Copy everything in the listing below word for word, apart from any images.

--- Exercise material ---

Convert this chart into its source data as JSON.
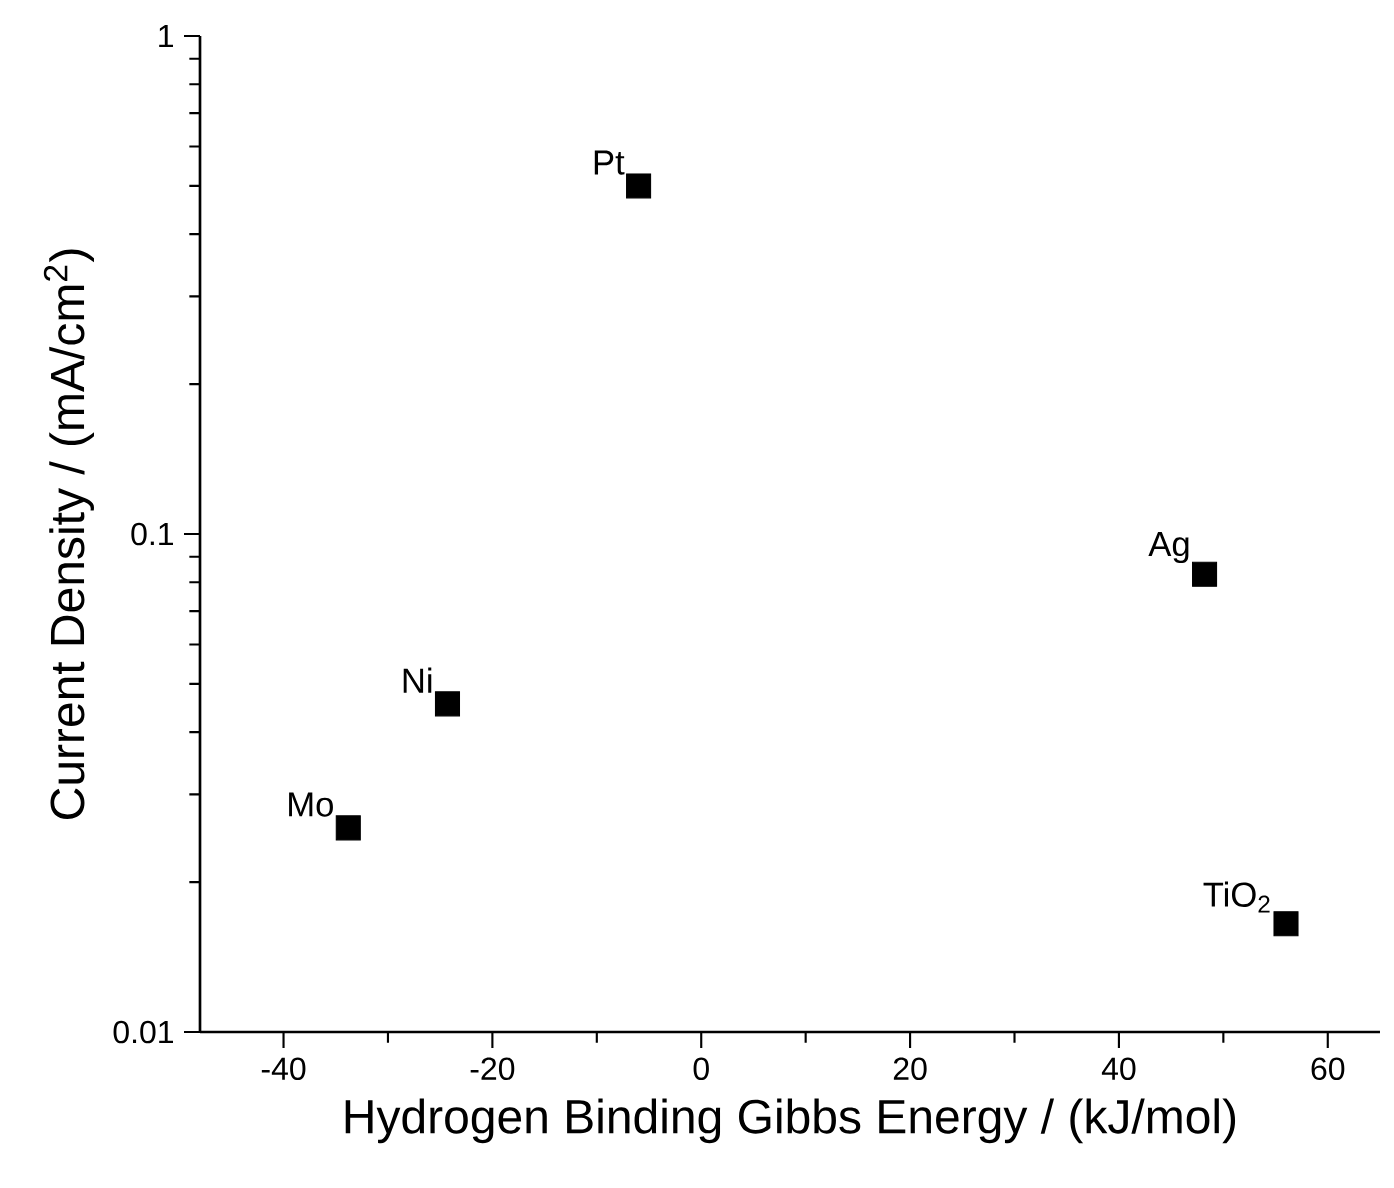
{
  "chart_data": {
    "type": "scatter",
    "xlabel": "Hydrogen Binding Gibbs Energy / (kJ/mol)",
    "ylabel": "Current Density / (mA/cm$^{2}$)",
    "x": [
      -6,
      48.2,
      -24.3,
      -33.8,
      56.0
    ],
    "series": [
      {
        "color": "#000000",
        "values": [
          0.5,
          0.083,
          0.0456,
          0.0257,
          0.0165
        ]
      }
    ],
    "marker": "square",
    "log": "y",
    "grid": false,
    "xlim": [
      -48,
      65
    ],
    "ylim": [
      0.01,
      1
    ],
    "xticks": [
      -40,
      -20,
      0,
      20,
      40,
      60
    ],
    "yticks": [
      0.01,
      0.1,
      1
    ],
    "annotations": [
      {
        "text": "Pt",
        "x": -6,
        "y": 0.5
      },
      {
        "text": "Ag",
        "x": 48.2,
        "y": 0.083
      },
      {
        "text": "Ni",
        "x": -24.3,
        "y": 0.0456
      },
      {
        "text": "Mo",
        "x": -33.8,
        "y": 0.0257
      },
      {
        "text": "TiO$_{2}$",
        "x": 56.0,
        "y": 0.0165
      }
    ]
  }
}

---

Correct result ::
Convert this chart into its source data as JSON.
{
  "chart_data": {
    "type": "scatter",
    "xlabel": "Hydrogen Binding Gibbs Energy / (kJ/mol)",
    "ylabel": "Current Density / (mA/cm$^{2}$)",
    "x": [
      -6,
      48.2,
      -24.3,
      -33.8,
      56.0
    ],
    "series": [
      {
        "color": "#000000",
        "values": [
          0.5,
          0.083,
          0.0456,
          0.0257,
          0.0165
        ]
      }
    ],
    "marker": "square",
    "log": "y",
    "grid": false,
    "xlim": [
      -48,
      65
    ],
    "ylim": [
      0.01,
      1
    ],
    "xticks": [
      -40,
      -20,
      0,
      20,
      40,
      60
    ],
    "yticks": [
      0.01,
      0.1,
      1
    ],
    "annotations": [
      {
        "text": "Pt",
        "x": -6,
        "y": 0.5
      },
      {
        "text": "Ag",
        "x": 48.2,
        "y": 0.083
      },
      {
        "text": "Ni",
        "x": -24.3,
        "y": 0.0456
      },
      {
        "text": "Mo",
        "x": -33.8,
        "y": 0.0257
      },
      {
        "text": "TiO$_{2}$",
        "x": 56.0,
        "y": 0.0165
      }
    ]
  }
}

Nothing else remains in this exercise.